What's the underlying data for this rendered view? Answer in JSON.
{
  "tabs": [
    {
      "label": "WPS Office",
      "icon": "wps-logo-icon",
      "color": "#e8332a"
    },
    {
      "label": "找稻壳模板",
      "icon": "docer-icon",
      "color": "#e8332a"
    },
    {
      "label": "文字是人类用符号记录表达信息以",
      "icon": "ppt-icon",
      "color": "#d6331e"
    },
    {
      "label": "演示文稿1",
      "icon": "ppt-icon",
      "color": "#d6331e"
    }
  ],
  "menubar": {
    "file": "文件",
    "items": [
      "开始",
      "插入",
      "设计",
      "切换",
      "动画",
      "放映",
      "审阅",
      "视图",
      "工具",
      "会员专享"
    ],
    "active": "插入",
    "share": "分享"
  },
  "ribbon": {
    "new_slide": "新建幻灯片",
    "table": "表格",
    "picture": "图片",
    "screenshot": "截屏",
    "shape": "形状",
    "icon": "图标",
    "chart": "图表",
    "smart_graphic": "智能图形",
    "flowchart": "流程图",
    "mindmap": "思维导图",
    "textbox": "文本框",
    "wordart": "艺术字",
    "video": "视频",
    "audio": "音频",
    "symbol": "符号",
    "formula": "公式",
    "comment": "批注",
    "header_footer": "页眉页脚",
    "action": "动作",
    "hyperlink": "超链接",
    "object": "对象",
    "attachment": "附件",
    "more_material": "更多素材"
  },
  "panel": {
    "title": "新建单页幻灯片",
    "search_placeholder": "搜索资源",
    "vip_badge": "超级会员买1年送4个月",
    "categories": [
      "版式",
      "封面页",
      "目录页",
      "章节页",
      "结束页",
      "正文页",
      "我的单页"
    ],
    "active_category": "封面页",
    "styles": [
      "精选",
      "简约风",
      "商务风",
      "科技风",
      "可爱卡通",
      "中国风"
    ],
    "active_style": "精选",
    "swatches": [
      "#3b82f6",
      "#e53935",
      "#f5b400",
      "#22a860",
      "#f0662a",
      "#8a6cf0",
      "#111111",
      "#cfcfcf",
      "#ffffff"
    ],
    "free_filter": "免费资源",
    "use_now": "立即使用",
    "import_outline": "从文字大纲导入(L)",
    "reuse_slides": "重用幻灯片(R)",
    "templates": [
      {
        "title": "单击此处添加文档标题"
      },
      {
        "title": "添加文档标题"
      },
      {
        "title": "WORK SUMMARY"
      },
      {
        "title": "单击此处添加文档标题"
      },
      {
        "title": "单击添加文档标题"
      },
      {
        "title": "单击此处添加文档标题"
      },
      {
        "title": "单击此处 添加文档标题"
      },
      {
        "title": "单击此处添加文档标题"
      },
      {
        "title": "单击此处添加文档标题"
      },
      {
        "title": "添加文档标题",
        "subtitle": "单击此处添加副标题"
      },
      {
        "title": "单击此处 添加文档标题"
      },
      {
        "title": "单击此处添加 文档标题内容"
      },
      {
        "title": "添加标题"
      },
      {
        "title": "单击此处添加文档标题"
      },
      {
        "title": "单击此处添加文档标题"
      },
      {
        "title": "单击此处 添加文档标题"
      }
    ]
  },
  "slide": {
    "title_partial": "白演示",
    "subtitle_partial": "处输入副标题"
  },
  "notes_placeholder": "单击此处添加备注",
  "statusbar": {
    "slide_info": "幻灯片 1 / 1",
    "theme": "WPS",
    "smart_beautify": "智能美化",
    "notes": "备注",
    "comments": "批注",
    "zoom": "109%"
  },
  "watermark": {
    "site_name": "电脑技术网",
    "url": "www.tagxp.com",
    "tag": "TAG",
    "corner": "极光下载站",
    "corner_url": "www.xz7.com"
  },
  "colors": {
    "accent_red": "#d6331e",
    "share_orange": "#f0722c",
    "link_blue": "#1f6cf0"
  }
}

### YOUR GOAL
Using the exact wording, write out all of the records.

### EXPECTED OUTPUT
What's the underlying data for this rendered view? Answer in JSON.
{
  "tabs": [
    {
      "label": "WPS Office",
      "icon": "wps-logo-icon",
      "color": "#e8332a"
    },
    {
      "label": "找稻壳模板",
      "icon": "docer-icon",
      "color": "#e8332a"
    },
    {
      "label": "文字是人类用符号记录表达信息以",
      "icon": "ppt-icon",
      "color": "#d6331e"
    },
    {
      "label": "演示文稿1",
      "icon": "ppt-icon",
      "color": "#d6331e"
    }
  ],
  "menubar": {
    "file": "文件",
    "items": [
      "开始",
      "插入",
      "设计",
      "切换",
      "动画",
      "放映",
      "审阅",
      "视图",
      "工具",
      "会员专享"
    ],
    "active": "插入",
    "share": "分享"
  },
  "ribbon": {
    "new_slide": "新建幻灯片",
    "table": "表格",
    "picture": "图片",
    "screenshot": "截屏",
    "shape": "形状",
    "icon": "图标",
    "chart": "图表",
    "smart_graphic": "智能图形",
    "flowchart": "流程图",
    "mindmap": "思维导图",
    "textbox": "文本框",
    "wordart": "艺术字",
    "video": "视频",
    "audio": "音频",
    "symbol": "符号",
    "formula": "公式",
    "comment": "批注",
    "header_footer": "页眉页脚",
    "action": "动作",
    "hyperlink": "超链接",
    "object": "对象",
    "attachment": "附件",
    "more_material": "更多素材"
  },
  "panel": {
    "title": "新建单页幻灯片",
    "search_placeholder": "搜索资源",
    "vip_badge": "超级会员买1年送4个月",
    "categories": [
      "版式",
      "封面页",
      "目录页",
      "章节页",
      "结束页",
      "正文页",
      "我的单页"
    ],
    "active_category": "封面页",
    "styles": [
      "精选",
      "简约风",
      "商务风",
      "科技风",
      "可爱卡通",
      "中国风"
    ],
    "active_style": "精选",
    "swatches": [
      "#3b82f6",
      "#e53935",
      "#f5b400",
      "#22a860",
      "#f0662a",
      "#8a6cf0",
      "#111111",
      "#cfcfcf",
      "#ffffff"
    ],
    "free_filter": "免费资源",
    "use_now": "立即使用",
    "import_outline": "从文字大纲导入(L)",
    "reuse_slides": "重用幻灯片(R)",
    "templates": [
      {
        "title": "单击此处添加文档标题"
      },
      {
        "title": "添加文档标题"
      },
      {
        "title": "WORK SUMMARY"
      },
      {
        "title": "单击此处添加文档标题"
      },
      {
        "title": "单击添加文档标题"
      },
      {
        "title": "单击此处添加文档标题"
      },
      {
        "title": "单击此处 添加文档标题"
      },
      {
        "title": "单击此处添加文档标题"
      },
      {
        "title": "单击此处添加文档标题"
      },
      {
        "title": "添加文档标题",
        "subtitle": "单击此处添加副标题"
      },
      {
        "title": "单击此处 添加文档标题"
      },
      {
        "title": "单击此处添加 文档标题内容"
      },
      {
        "title": "添加标题"
      },
      {
        "title": "单击此处添加文档标题"
      },
      {
        "title": "单击此处添加文档标题"
      },
      {
        "title": "单击此处 添加文档标题"
      }
    ]
  },
  "slide": {
    "title_partial": "白演示",
    "subtitle_partial": "处输入副标题"
  },
  "notes_placeholder": "单击此处添加备注",
  "statusbar": {
    "slide_info": "幻灯片 1 / 1",
    "theme": "WPS",
    "smart_beautify": "智能美化",
    "notes": "备注",
    "comments": "批注",
    "zoom": "109%"
  },
  "watermark": {
    "site_name": "电脑技术网",
    "url": "www.tagxp.com",
    "tag": "TAG",
    "corner": "极光下载站",
    "corner_url": "www.xz7.com"
  },
  "colors": {
    "accent_red": "#d6331e",
    "share_orange": "#f0722c",
    "link_blue": "#1f6cf0"
  }
}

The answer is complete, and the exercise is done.